Reproduce the listing word for word. Skip any image.
********
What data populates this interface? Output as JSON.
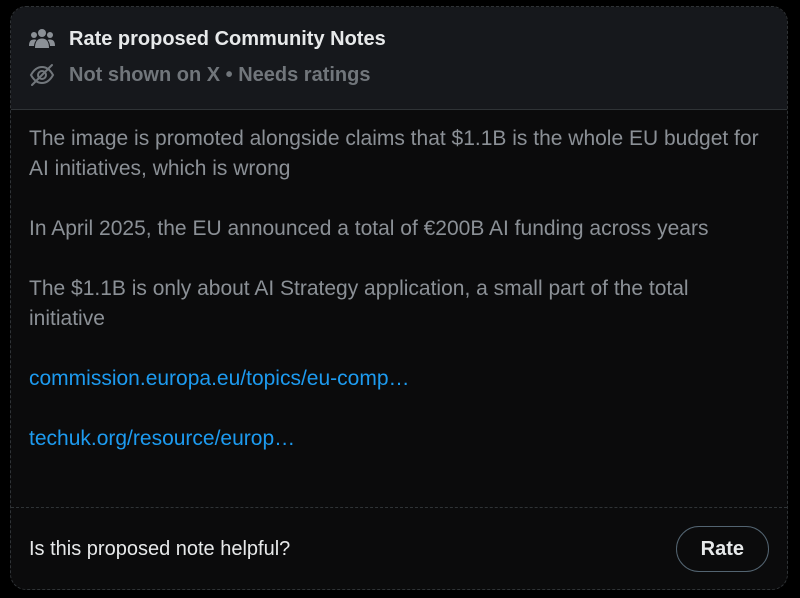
{
  "header": {
    "title": "Rate proposed Community Notes",
    "title_icon": "people-group-icon",
    "status": "Not shown on X • Needs ratings",
    "status_icon": "eye-off-icon"
  },
  "note": {
    "paragraphs": [
      "The image is promoted alongside claims that $1.1B is the whole EU budget for AI initiatives, which is wrong",
      "In April 2025, the EU announced a total of €200B AI funding across years",
      "The $1.1B is only about AI Strategy application, a small part of the total initiative"
    ],
    "links": [
      "commission.europa.eu/topics/eu-comp…",
      "techuk.org/resource/europ…"
    ]
  },
  "footer": {
    "question": "Is this proposed note helpful?",
    "rate_label": "Rate"
  },
  "colors": {
    "background": "#000000",
    "card": "#0b0b0c",
    "header": "#16181c",
    "text_primary": "#e7e9ea",
    "text_secondary": "#71767b",
    "link": "#1d9bf0",
    "border": "#2f3336"
  }
}
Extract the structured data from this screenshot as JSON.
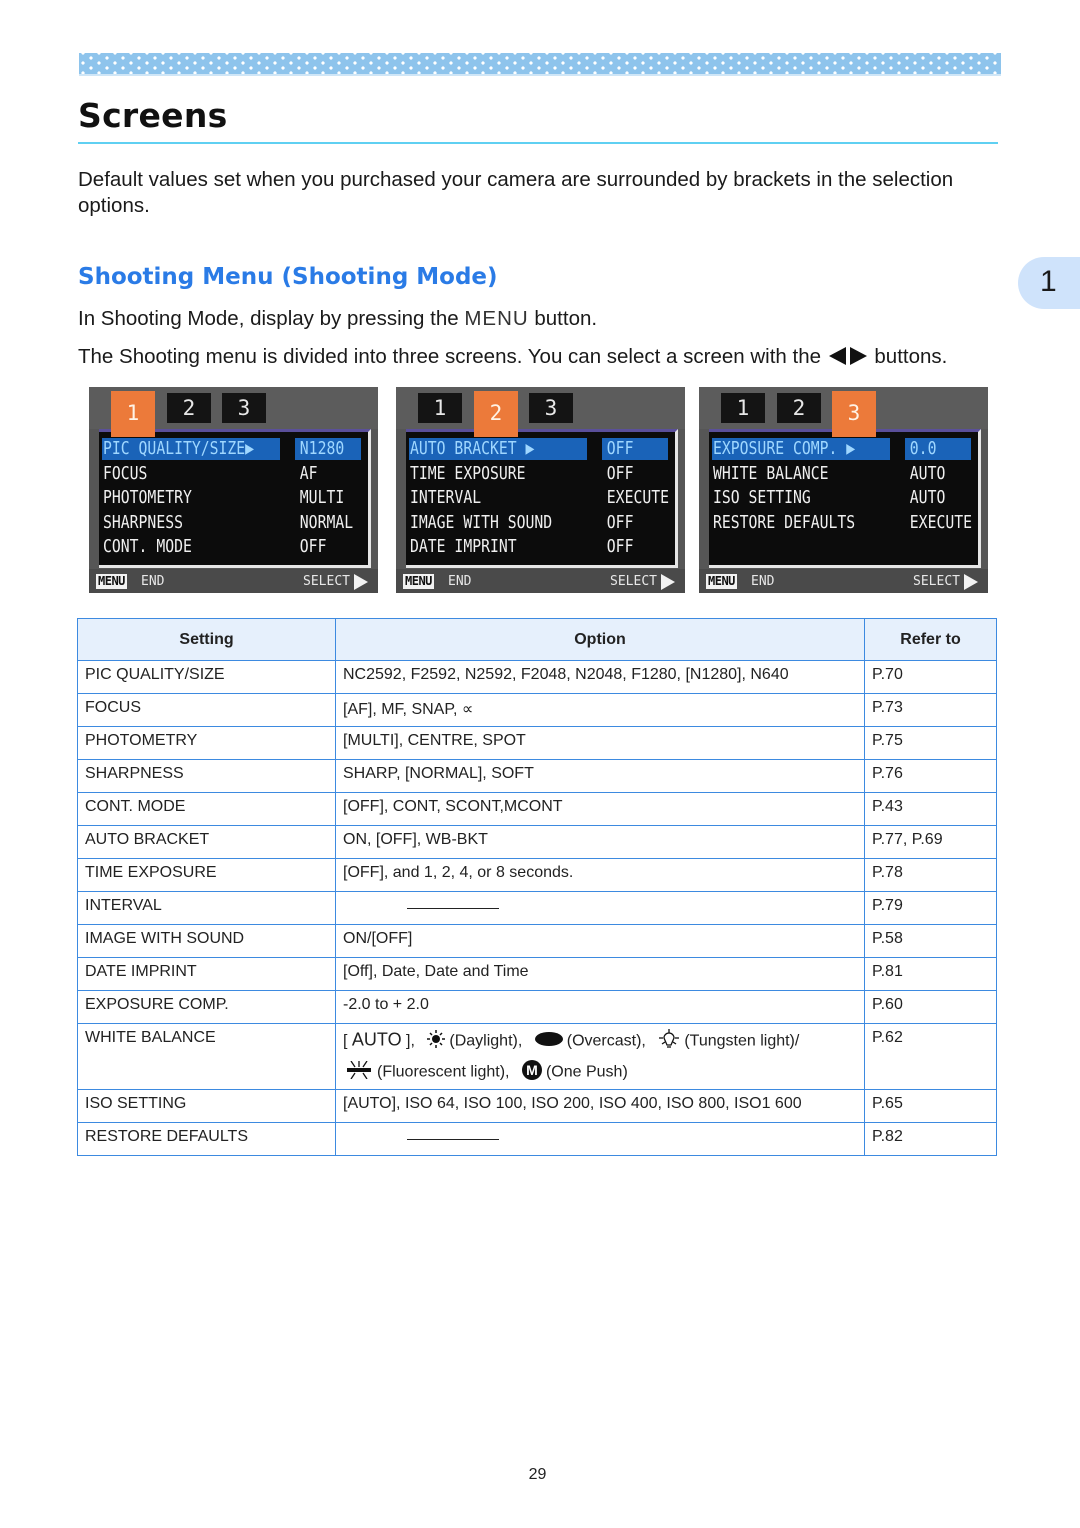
{
  "page": {
    "title": "Screens",
    "intro": "Default values set when you purchased your camera are surrounded by brackets in the selection options.",
    "chapter_tab": "1",
    "page_number": "29"
  },
  "section": {
    "heading": "Shooting Menu (Shooting Mode)",
    "para1_before": "In Shooting Mode, display by pressing the ",
    "para1_menu": "MENU",
    "para1_after": " button.",
    "para2_before": "The Shooting menu is divided into three screens. You can select a screen with the ",
    "para2_icon": "left-right-arrow-buttons-icon",
    "para2_after": " buttons."
  },
  "camera_screens": [
    {
      "tabs": [
        "1",
        "2",
        "3"
      ],
      "active_tab": 0,
      "rows": [
        {
          "label": "PIC QUALITY/SIZE▶",
          "value": "N1280",
          "selected": true
        },
        {
          "label": "FOCUS",
          "value": "AF"
        },
        {
          "label": "PHOTOMETRY",
          "value": "MULTI"
        },
        {
          "label": "SHARPNESS",
          "value": "NORMAL"
        },
        {
          "label": "CONT. MODE",
          "value": "OFF"
        }
      ],
      "footer": {
        "menu_key": "MENU",
        "end": "END",
        "select": "SELECT"
      }
    },
    {
      "tabs": [
        "1",
        "2",
        "3"
      ],
      "active_tab": 1,
      "rows": [
        {
          "label": "AUTO BRACKET    ▶",
          "value": "OFF",
          "selected": true
        },
        {
          "label": "TIME EXPOSURE",
          "value": "OFF"
        },
        {
          "label": "INTERVAL",
          "value": "EXECUTE"
        },
        {
          "label": "IMAGE WITH SOUND",
          "value": "OFF"
        },
        {
          "label": "DATE IMPRINT",
          "value": "OFF"
        }
      ],
      "footer": {
        "menu_key": "MENU",
        "end": "END",
        "select": "SELECT"
      }
    },
    {
      "tabs": [
        "1",
        "2",
        "3"
      ],
      "active_tab": 2,
      "rows": [
        {
          "label": "EXPOSURE COMP.  ▶",
          "value": "0.0",
          "selected": true
        },
        {
          "label": "WHITE BALANCE",
          "value": "AUTO"
        },
        {
          "label": "ISO SETTING",
          "value": "AUTO"
        },
        {
          "label": "RESTORE DEFAULTS",
          "value": "EXECUTE"
        }
      ],
      "footer": {
        "menu_key": "MENU",
        "end": "END",
        "select": "SELECT"
      }
    }
  ],
  "table": {
    "headers": [
      "Setting",
      "Option",
      "Refer to"
    ],
    "rows": [
      {
        "setting": "PIC QUALITY/SIZE",
        "option": "NC2592, F2592, N2592, F2048, N2048, F1280, [N1280], N640",
        "refer": "P.70"
      },
      {
        "setting": "FOCUS",
        "option": "[AF], MF, SNAP, ∝",
        "refer": "P.73"
      },
      {
        "setting": "PHOTOMETRY",
        "option": "[MULTI], CENTRE, SPOT",
        "refer": "P.75"
      },
      {
        "setting": "SHARPNESS",
        "option": "SHARP, [NORMAL], SOFT",
        "refer": "P.76"
      },
      {
        "setting": "CONT. MODE",
        "option": "[OFF], CONT, SCONT,MCONT",
        "refer": "P.43"
      },
      {
        "setting": "AUTO BRACKET",
        "option": "ON, [OFF], WB-BKT",
        "refer": "P.77, P.69"
      },
      {
        "setting": "TIME EXPOSURE",
        "option": "[OFF], and  1, 2, 4, or 8 seconds.",
        "refer": "P.78"
      },
      {
        "setting": "INTERVAL",
        "option": "",
        "option_dash": true,
        "refer": "P.79"
      },
      {
        "setting": "IMAGE WITH SOUND",
        "option": "ON/[OFF]",
        "refer": "P.58"
      },
      {
        "setting": "DATE IMPRINT",
        "option": "[Off], Date, Date and Time",
        "refer": "P.81"
      },
      {
        "setting": "EXPOSURE COMP.",
        "option": "-2.0 to + 2.0",
        "refer": "P.60"
      },
      {
        "setting": "WHITE BALANCE",
        "option": "",
        "refer": "P.62",
        "wb_options": {
          "auto_open": "[ ",
          "auto": "AUTO",
          "auto_close": " ],",
          "daylight": "(Daylight),",
          "daylight_icon": "sun-icon",
          "overcast": "(Overcast),",
          "overcast_icon": "cloud-icon",
          "tungsten": "(Tungsten light)/",
          "tungsten_icon": "light-bulb-icon",
          "fluorescent": "(Fluorescent light),",
          "fluorescent_icon": "fluorescent-tube-icon",
          "one_push": "(One Push)",
          "one_push_icon": "m-circle-icon"
        }
      },
      {
        "setting": "ISO SETTING",
        "option": "[AUTO], ISO 64, ISO 100, ISO 200, ISO 400, ISO 800, ISO1 600",
        "refer": "P.65"
      },
      {
        "setting": "RESTORE DEFAULTS",
        "option": "",
        "option_dash": true,
        "refer": "P.82"
      }
    ]
  },
  "colors": {
    "heading_blue": "#2a7be6",
    "rule_cyan": "#5fd0f2",
    "table_border": "#3d8ae0",
    "table_header_bg": "#e6f0fc",
    "chapter_tab_bg": "#cfe3fb",
    "camera_active_tab": "#ec7a3a",
    "camera_highlight": "#1a63b8"
  }
}
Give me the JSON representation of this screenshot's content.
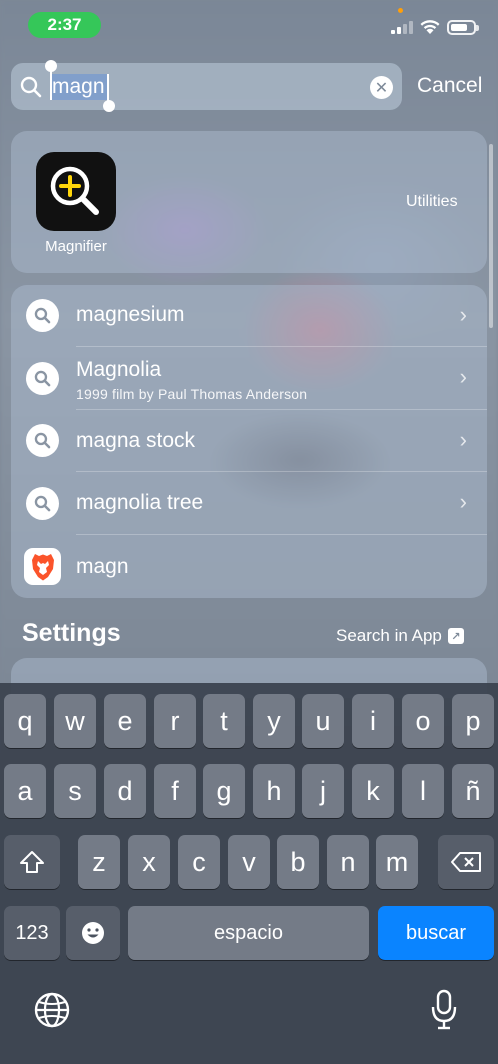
{
  "status_bar": {
    "time": "2:37",
    "battery_level": 0.8,
    "signal_bars_active": 2
  },
  "search": {
    "query": "magn",
    "cancel_label": "Cancel",
    "clear_icon": "close-icon"
  },
  "top_hit": {
    "app_name": "Magnifier",
    "category": "Utilities",
    "icon": "magnifier-icon"
  },
  "suggestions": [
    {
      "text": "magnesium",
      "subtitle": "",
      "icon": "search-icon"
    },
    {
      "text": "Magnolia",
      "subtitle": "1999 film by Paul Thomas Anderson",
      "icon": "search-icon"
    },
    {
      "text": "magna stock",
      "subtitle": "",
      "icon": "search-icon"
    },
    {
      "text": "magnolia tree",
      "subtitle": "",
      "icon": "search-icon"
    },
    {
      "text": "magn",
      "subtitle": "",
      "icon": "brave-icon"
    }
  ],
  "settings_section": {
    "title": "Settings",
    "search_in_app": "Search in App"
  },
  "keyboard": {
    "row1": [
      "q",
      "w",
      "e",
      "r",
      "t",
      "y",
      "u",
      "i",
      "o",
      "p"
    ],
    "row2": [
      "a",
      "s",
      "d",
      "f",
      "g",
      "h",
      "j",
      "k",
      "l",
      "ñ"
    ],
    "row3": [
      "z",
      "x",
      "c",
      "v",
      "b",
      "n",
      "m"
    ],
    "numbers_key": "123",
    "space_key": "espacio",
    "return_key": "buscar"
  },
  "colors": {
    "accent": "#0a84ff",
    "time_pill": "#35c759",
    "magnifier_plus": "#ffd60a",
    "brave": "#fb542b"
  }
}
********
### SOLUTION TO THIS EXERCISE
What data populates this interface? Output as JSON.
{
  "header": {
    "title": "Rate proposed Community Notes",
    "title_icon": "people-group-icon",
    "status": "Not shown on X • Needs ratings",
    "status_icon": "eye-off-icon"
  },
  "note": {
    "paragraphs": [
      "The image is promoted alongside claims that $1.1B is the whole EU budget for AI initiatives, which is wrong",
      "In April 2025, the EU announced a total of €200B AI funding across years",
      "The $1.1B is only about AI Strategy application, a small part of the total initiative"
    ],
    "links": [
      "commission.europa.eu/topics/eu-comp…",
      "techuk.org/resource/europ…"
    ]
  },
  "footer": {
    "question": "Is this proposed note helpful?",
    "rate_label": "Rate"
  },
  "colors": {
    "background": "#000000",
    "card": "#0b0b0c",
    "header": "#16181c",
    "text_primary": "#e7e9ea",
    "text_secondary": "#71767b",
    "link": "#1d9bf0",
    "border": "#2f3336"
  }
}
Extract the structured data from this screenshot as JSON.
{
  "page": {
    "title": "Screens",
    "intro": "Default values set when you purchased your camera are surrounded by brackets in the selection options.",
    "chapter_tab": "1",
    "page_number": "29"
  },
  "section": {
    "heading": "Shooting Menu (Shooting Mode)",
    "para1_before": "In Shooting Mode, display by pressing the ",
    "para1_menu": "MENU",
    "para1_after": " button.",
    "para2_before": "The Shooting menu is divided into three screens. You can select a screen with the ",
    "para2_icon": "left-right-arrow-buttons-icon",
    "para2_after": " buttons."
  },
  "camera_screens": [
    {
      "tabs": [
        "1",
        "2",
        "3"
      ],
      "active_tab": 0,
      "rows": [
        {
          "label": "PIC QUALITY/SIZE▶",
          "value": "N1280",
          "selected": true
        },
        {
          "label": "FOCUS",
          "value": "AF"
        },
        {
          "label": "PHOTOMETRY",
          "value": "MULTI"
        },
        {
          "label": "SHARPNESS",
          "value": "NORMAL"
        },
        {
          "label": "CONT. MODE",
          "value": "OFF"
        }
      ],
      "footer": {
        "menu_key": "MENU",
        "end": "END",
        "select": "SELECT"
      }
    },
    {
      "tabs": [
        "1",
        "2",
        "3"
      ],
      "active_tab": 1,
      "rows": [
        {
          "label": "AUTO BRACKET    ▶",
          "value": "OFF",
          "selected": true
        },
        {
          "label": "TIME EXPOSURE",
          "value": "OFF"
        },
        {
          "label": "INTERVAL",
          "value": "EXECUTE"
        },
        {
          "label": "IMAGE WITH SOUND",
          "value": "OFF"
        },
        {
          "label": "DATE IMPRINT",
          "value": "OFF"
        }
      ],
      "footer": {
        "menu_key": "MENU",
        "end": "END",
        "select": "SELECT"
      }
    },
    {
      "tabs": [
        "1",
        "2",
        "3"
      ],
      "active_tab": 2,
      "rows": [
        {
          "label": "EXPOSURE COMP.  ▶",
          "value": "0.0",
          "selected": true
        },
        {
          "label": "WHITE BALANCE",
          "value": "AUTO"
        },
        {
          "label": "ISO SETTING",
          "value": "AUTO"
        },
        {
          "label": "RESTORE DEFAULTS",
          "value": "EXECUTE"
        }
      ],
      "footer": {
        "menu_key": "MENU",
        "end": "END",
        "select": "SELECT"
      }
    }
  ],
  "table": {
    "headers": [
      "Setting",
      "Option",
      "Refer to"
    ],
    "rows": [
      {
        "setting": "PIC QUALITY/SIZE",
        "option": "NC2592, F2592, N2592, F2048, N2048, F1280, [N1280], N640",
        "refer": "P.70"
      },
      {
        "setting": "FOCUS",
        "option": "[AF], MF, SNAP, ∝",
        "refer": "P.73"
      },
      {
        "setting": "PHOTOMETRY",
        "option": "[MULTI], CENTRE, SPOT",
        "refer": "P.75"
      },
      {
        "setting": "SHARPNESS",
        "option": "SHARP, [NORMAL], SOFT",
        "refer": "P.76"
      },
      {
        "setting": "CONT. MODE",
        "option": "[OFF], CONT, SCONT,MCONT",
        "refer": "P.43"
      },
      {
        "setting": "AUTO BRACKET",
        "option": "ON, [OFF], WB-BKT",
        "refer": "P.77, P.69"
      },
      {
        "setting": "TIME EXPOSURE",
        "option": "[OFF], and  1, 2, 4, or 8 seconds.",
        "refer": "P.78"
      },
      {
        "setting": "INTERVAL",
        "option": "",
        "option_dash": true,
        "refer": "P.79"
      },
      {
        "setting": "IMAGE WITH SOUND",
        "option": "ON/[OFF]",
        "refer": "P.58"
      },
      {
        "setting": "DATE IMPRINT",
        "option": "[Off], Date, Date and Time",
        "refer": "P.81"
      },
      {
        "setting": "EXPOSURE COMP.",
        "option": "-2.0 to + 2.0",
        "refer": "P.60"
      },
      {
        "setting": "WHITE BALANCE",
        "option": "",
        "refer": "P.62",
        "wb_options": {
          "auto_open": "[ ",
          "auto": "AUTO",
          "auto_close": " ],",
          "daylight": "(Daylight),",
          "daylight_icon": "sun-icon",
          "overcast": "(Overcast),",
          "overcast_icon": "cloud-icon",
          "tungsten": "(Tungsten light)/",
          "tungsten_icon": "light-bulb-icon",
          "fluorescent": "(Fluorescent light),",
          "fluorescent_icon": "fluorescent-tube-icon",
          "one_push": "(One Push)",
          "one_push_icon": "m-circle-icon"
        }
      },
      {
        "setting": "ISO SETTING",
        "option": "[AUTO], ISO 64, ISO 100, ISO 200, ISO 400, ISO 800, ISO1 600",
        "refer": "P.65"
      },
      {
        "setting": "RESTORE DEFAULTS",
        "option": "",
        "option_dash": true,
        "refer": "P.82"
      }
    ]
  },
  "colors": {
    "heading_blue": "#2a7be6",
    "rule_cyan": "#5fd0f2",
    "table_border": "#3d8ae0",
    "table_header_bg": "#e6f0fc",
    "chapter_tab_bg": "#cfe3fb",
    "camera_active_tab": "#ec7a3a",
    "camera_highlight": "#1a63b8"
  }
}
Give me the JSON representation of this screenshot's content.
{
  "status_bar": {
    "time": "2:37",
    "battery_level": 0.8,
    "signal_bars_active": 2
  },
  "search": {
    "query": "magn",
    "cancel_label": "Cancel",
    "clear_icon": "close-icon"
  },
  "top_hit": {
    "app_name": "Magnifier",
    "category": "Utilities",
    "icon": "magnifier-icon"
  },
  "suggestions": [
    {
      "text": "magnesium",
      "subtitle": "",
      "icon": "search-icon"
    },
    {
      "text": "Magnolia",
      "subtitle": "1999 film by Paul Thomas Anderson",
      "icon": "search-icon"
    },
    {
      "text": "magna stock",
      "subtitle": "",
      "icon": "search-icon"
    },
    {
      "text": "magnolia tree",
      "subtitle": "",
      "icon": "search-icon"
    },
    {
      "text": "magn",
      "subtitle": "",
      "icon": "brave-icon"
    }
  ],
  "settings_section": {
    "title": "Settings",
    "search_in_app": "Search in App"
  },
  "keyboard": {
    "row1": [
      "q",
      "w",
      "e",
      "r",
      "t",
      "y",
      "u",
      "i",
      "o",
      "p"
    ],
    "row2": [
      "a",
      "s",
      "d",
      "f",
      "g",
      "h",
      "j",
      "k",
      "l",
      "ñ"
    ],
    "row3": [
      "z",
      "x",
      "c",
      "v",
      "b",
      "n",
      "m"
    ],
    "numbers_key": "123",
    "space_key": "espacio",
    "return_key": "buscar"
  },
  "colors": {
    "accent": "#0a84ff",
    "time_pill": "#35c759",
    "magnifier_plus": "#ffd60a",
    "brave": "#fb542b"
  }
}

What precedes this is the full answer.